[Records from a data collection]
______________________________

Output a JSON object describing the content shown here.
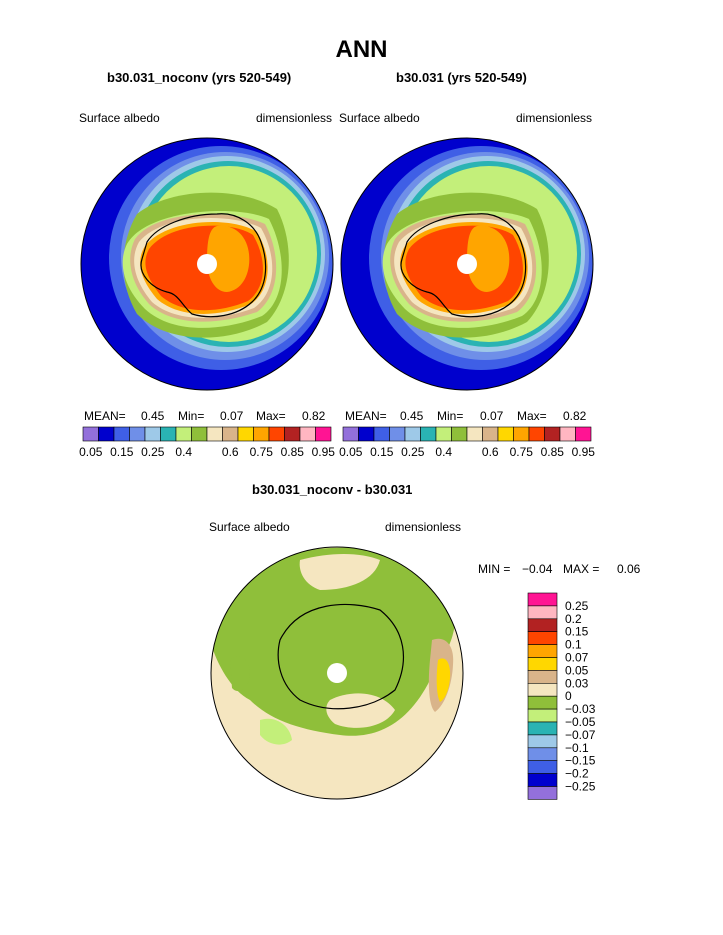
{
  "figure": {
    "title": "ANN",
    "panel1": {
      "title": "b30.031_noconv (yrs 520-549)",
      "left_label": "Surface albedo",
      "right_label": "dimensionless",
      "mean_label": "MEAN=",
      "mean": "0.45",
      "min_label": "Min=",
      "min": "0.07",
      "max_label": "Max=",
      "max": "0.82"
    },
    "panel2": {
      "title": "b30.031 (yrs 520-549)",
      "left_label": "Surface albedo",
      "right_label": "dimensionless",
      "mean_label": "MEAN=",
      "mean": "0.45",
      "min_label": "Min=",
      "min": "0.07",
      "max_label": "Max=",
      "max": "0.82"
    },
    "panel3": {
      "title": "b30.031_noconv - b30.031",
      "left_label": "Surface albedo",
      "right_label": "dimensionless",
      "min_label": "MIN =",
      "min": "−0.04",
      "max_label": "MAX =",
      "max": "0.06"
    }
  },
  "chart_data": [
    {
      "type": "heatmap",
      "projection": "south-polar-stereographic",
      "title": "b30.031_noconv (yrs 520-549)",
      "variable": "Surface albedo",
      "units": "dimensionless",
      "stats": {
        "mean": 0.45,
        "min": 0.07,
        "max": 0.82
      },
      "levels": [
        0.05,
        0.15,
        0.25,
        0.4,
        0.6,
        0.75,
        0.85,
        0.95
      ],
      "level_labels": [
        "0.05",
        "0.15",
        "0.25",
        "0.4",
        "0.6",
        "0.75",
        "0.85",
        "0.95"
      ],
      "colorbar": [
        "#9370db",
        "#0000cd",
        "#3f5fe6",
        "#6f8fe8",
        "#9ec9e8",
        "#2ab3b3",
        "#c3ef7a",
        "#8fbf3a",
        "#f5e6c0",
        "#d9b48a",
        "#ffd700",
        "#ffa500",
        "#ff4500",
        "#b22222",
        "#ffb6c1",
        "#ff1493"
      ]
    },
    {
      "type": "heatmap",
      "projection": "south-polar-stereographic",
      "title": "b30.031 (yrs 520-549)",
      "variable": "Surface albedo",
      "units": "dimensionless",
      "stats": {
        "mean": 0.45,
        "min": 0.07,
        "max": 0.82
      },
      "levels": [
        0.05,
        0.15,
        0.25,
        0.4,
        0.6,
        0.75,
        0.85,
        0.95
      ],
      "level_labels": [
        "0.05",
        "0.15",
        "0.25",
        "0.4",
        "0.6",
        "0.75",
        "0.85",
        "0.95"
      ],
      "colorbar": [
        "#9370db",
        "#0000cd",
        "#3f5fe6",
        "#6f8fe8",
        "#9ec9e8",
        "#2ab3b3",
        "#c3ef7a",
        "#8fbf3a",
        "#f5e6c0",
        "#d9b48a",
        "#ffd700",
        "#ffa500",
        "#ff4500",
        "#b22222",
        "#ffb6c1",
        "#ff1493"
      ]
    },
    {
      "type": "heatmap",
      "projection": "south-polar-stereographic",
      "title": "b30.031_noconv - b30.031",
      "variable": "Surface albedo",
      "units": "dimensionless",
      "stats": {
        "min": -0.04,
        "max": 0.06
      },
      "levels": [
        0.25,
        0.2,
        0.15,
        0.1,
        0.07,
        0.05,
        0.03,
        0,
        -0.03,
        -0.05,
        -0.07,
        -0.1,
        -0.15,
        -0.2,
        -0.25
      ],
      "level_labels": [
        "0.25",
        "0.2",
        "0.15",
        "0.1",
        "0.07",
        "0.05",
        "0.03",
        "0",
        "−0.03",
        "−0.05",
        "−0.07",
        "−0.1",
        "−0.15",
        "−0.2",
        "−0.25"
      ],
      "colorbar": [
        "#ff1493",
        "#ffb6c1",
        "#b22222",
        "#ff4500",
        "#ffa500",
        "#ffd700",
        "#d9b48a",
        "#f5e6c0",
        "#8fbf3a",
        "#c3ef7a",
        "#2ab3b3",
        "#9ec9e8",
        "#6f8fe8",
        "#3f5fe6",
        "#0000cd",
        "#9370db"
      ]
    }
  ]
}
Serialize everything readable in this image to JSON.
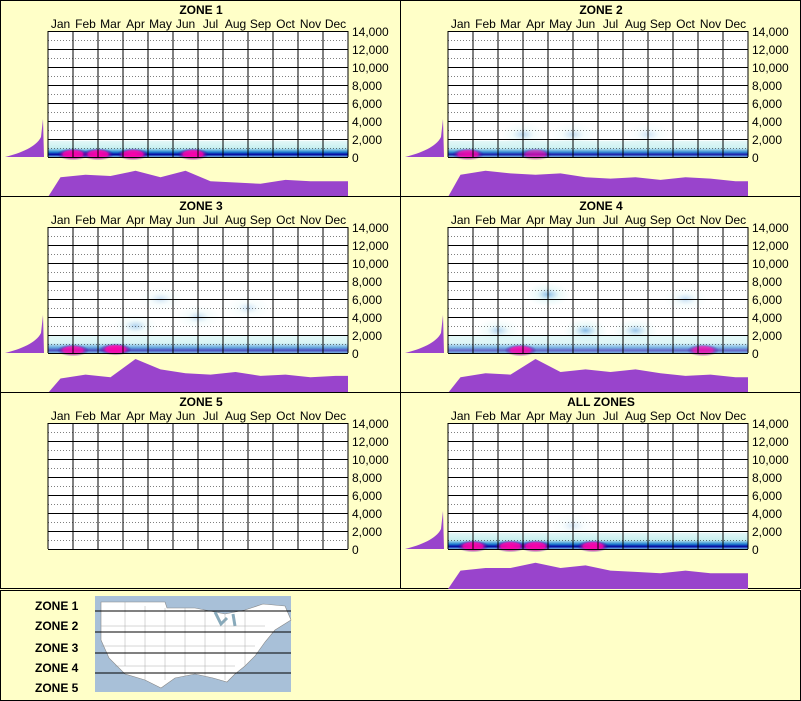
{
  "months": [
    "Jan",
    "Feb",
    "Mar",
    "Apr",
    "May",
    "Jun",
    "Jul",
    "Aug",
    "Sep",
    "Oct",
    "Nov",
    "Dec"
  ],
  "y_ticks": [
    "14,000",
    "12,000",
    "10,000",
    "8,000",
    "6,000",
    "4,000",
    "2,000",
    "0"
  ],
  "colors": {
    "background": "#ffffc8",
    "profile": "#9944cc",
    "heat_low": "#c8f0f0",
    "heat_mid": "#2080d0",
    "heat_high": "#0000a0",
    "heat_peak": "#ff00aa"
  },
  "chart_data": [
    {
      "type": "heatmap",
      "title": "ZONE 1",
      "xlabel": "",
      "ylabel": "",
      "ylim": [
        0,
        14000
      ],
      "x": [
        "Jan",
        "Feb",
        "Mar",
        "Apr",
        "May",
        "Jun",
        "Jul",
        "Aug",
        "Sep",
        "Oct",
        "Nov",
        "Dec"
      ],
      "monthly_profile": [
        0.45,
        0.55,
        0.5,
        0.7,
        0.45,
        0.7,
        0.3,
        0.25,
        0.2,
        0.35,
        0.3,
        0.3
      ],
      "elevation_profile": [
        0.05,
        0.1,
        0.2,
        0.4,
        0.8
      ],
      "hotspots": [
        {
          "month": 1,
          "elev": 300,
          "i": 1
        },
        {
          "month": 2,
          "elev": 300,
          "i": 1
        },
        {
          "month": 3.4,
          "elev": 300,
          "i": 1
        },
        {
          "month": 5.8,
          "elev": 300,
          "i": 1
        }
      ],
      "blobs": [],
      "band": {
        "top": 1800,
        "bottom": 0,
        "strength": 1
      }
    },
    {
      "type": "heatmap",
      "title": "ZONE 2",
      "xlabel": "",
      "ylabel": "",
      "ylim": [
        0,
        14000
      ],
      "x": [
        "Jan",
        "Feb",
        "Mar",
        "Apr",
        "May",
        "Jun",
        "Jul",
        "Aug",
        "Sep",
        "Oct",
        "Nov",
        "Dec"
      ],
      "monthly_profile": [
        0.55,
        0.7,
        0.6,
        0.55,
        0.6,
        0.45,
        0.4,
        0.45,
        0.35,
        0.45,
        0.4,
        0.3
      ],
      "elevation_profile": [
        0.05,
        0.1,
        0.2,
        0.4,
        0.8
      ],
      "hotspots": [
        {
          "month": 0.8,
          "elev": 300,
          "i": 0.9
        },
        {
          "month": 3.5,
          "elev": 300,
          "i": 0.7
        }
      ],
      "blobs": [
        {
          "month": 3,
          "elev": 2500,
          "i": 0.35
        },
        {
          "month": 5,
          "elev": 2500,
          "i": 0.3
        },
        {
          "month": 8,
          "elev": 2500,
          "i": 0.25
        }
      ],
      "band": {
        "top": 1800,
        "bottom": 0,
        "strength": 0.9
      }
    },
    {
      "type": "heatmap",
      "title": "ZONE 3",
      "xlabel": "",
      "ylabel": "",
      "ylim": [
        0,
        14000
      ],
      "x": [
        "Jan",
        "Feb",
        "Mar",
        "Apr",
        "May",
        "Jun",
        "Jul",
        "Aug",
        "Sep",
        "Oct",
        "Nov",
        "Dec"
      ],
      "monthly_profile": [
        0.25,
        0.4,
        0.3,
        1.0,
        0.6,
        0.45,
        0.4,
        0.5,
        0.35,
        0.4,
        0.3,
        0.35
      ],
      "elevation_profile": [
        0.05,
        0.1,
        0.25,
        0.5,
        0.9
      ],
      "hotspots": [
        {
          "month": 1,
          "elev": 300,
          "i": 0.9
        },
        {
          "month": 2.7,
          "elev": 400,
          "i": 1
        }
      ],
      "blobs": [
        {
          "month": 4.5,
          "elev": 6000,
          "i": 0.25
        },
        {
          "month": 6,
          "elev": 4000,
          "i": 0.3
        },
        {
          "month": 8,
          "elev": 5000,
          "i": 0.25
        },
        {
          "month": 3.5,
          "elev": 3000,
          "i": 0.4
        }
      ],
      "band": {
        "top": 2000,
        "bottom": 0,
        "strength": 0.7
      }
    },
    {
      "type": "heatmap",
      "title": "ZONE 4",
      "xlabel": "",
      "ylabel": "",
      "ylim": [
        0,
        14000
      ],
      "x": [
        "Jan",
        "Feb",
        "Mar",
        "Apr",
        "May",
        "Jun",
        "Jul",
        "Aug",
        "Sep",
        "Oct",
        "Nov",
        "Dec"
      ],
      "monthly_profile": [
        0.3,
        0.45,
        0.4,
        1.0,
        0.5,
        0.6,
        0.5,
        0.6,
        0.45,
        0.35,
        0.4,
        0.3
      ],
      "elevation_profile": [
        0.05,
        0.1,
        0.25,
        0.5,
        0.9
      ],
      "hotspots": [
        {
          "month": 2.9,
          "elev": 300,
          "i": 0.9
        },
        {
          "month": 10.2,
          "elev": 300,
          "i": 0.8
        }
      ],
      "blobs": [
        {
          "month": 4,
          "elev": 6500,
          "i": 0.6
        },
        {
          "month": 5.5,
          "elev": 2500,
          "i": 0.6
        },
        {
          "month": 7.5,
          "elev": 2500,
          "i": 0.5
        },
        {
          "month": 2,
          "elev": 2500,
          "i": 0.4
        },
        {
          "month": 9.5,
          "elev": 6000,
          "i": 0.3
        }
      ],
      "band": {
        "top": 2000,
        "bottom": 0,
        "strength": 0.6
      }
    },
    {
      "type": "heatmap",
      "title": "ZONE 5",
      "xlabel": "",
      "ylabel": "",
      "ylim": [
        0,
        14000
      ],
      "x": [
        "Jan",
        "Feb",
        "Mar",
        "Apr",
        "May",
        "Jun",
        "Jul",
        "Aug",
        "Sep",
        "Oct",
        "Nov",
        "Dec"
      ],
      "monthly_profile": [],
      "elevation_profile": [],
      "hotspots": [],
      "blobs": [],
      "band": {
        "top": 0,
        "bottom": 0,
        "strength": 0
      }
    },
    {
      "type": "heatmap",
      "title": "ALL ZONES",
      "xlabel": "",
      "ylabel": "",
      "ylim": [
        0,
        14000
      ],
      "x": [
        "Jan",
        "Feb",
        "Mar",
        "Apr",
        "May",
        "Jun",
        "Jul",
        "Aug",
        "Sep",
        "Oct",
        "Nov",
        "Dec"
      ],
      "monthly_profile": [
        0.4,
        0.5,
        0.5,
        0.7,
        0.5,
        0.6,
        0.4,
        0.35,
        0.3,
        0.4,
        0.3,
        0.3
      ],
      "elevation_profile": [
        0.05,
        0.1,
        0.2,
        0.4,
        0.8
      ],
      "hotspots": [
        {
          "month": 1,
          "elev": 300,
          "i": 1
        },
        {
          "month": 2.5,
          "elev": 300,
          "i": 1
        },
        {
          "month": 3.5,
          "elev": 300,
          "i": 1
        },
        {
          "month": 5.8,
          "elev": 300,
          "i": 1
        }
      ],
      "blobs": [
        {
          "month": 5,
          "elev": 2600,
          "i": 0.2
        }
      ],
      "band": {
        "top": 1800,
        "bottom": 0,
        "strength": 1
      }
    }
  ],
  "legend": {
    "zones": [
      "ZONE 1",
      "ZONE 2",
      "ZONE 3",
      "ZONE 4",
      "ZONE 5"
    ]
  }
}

______________________________

Tell how many lines of the records above hold the string "JSON". Give no other text.

2